TASK TO COMPLETE:
Report only the number of lines holding "JSON".

[Dataset rows]

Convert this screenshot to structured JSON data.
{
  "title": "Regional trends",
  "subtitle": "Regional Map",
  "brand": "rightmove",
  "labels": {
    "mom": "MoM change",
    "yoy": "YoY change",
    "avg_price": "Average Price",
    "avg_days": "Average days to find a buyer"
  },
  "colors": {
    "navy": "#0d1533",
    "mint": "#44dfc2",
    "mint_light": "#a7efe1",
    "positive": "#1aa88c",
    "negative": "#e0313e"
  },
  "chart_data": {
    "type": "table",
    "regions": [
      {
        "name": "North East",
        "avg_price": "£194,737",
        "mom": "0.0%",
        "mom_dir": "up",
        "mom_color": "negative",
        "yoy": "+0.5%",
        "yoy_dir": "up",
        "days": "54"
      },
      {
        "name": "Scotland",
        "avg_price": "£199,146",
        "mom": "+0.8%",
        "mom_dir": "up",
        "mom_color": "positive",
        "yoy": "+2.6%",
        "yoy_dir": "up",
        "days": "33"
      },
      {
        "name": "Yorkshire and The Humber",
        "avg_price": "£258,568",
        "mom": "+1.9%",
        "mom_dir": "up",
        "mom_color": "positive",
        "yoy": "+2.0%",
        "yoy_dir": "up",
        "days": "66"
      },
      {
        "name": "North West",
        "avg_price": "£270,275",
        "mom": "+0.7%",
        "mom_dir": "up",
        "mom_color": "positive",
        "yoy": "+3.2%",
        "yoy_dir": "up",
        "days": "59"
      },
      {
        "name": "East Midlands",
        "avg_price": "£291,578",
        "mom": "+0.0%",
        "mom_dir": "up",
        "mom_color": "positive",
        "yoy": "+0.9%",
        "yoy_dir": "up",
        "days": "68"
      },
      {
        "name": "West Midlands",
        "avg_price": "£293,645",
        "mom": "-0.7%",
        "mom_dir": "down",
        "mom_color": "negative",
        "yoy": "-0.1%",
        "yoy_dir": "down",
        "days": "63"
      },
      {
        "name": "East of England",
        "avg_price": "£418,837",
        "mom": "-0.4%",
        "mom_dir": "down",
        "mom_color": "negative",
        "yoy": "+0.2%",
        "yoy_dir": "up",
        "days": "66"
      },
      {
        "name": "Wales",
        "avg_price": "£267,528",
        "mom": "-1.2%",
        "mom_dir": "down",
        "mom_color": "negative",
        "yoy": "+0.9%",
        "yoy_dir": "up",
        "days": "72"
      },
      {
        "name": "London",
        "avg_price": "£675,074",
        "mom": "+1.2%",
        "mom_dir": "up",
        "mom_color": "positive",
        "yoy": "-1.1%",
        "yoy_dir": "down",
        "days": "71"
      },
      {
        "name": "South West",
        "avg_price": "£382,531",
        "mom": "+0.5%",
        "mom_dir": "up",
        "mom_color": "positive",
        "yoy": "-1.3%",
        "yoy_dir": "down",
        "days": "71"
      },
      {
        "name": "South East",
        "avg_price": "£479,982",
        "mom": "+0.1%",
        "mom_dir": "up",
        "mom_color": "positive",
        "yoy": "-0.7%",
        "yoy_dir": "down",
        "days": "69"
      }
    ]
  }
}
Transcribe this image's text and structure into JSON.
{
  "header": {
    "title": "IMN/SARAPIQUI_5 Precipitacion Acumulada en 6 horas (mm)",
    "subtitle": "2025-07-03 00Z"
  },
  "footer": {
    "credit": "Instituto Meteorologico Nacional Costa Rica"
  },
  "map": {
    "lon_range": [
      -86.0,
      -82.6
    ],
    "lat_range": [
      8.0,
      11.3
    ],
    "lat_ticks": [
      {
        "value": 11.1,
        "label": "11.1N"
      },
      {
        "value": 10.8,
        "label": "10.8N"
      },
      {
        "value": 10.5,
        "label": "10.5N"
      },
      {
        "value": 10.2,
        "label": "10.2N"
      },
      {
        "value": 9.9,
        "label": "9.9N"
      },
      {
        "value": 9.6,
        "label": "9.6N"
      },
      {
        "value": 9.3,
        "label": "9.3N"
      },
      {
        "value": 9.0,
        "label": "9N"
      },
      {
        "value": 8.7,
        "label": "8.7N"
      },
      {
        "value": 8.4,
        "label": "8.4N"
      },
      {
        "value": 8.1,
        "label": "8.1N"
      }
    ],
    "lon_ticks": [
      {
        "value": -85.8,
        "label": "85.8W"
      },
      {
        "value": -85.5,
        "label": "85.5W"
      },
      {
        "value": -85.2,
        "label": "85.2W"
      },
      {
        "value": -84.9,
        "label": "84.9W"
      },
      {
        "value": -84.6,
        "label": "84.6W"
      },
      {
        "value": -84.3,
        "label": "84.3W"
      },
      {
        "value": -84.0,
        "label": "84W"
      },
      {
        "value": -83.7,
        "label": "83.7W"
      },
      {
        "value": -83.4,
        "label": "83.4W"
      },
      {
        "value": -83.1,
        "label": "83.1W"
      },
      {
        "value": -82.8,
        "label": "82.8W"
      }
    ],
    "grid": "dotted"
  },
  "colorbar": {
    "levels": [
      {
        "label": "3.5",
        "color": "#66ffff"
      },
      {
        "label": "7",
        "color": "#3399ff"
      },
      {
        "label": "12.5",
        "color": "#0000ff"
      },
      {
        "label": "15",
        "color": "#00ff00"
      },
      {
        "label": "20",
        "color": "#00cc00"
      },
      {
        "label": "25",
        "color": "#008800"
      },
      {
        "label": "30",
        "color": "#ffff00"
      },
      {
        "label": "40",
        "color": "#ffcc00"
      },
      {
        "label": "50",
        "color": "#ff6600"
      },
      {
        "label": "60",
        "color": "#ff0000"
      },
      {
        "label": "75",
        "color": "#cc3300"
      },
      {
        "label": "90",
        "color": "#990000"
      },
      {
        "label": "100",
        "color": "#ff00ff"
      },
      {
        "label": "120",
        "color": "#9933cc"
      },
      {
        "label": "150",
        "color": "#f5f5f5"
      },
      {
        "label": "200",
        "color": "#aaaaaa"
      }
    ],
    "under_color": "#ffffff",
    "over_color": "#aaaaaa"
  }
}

ANSWER TO THIS TASK:
2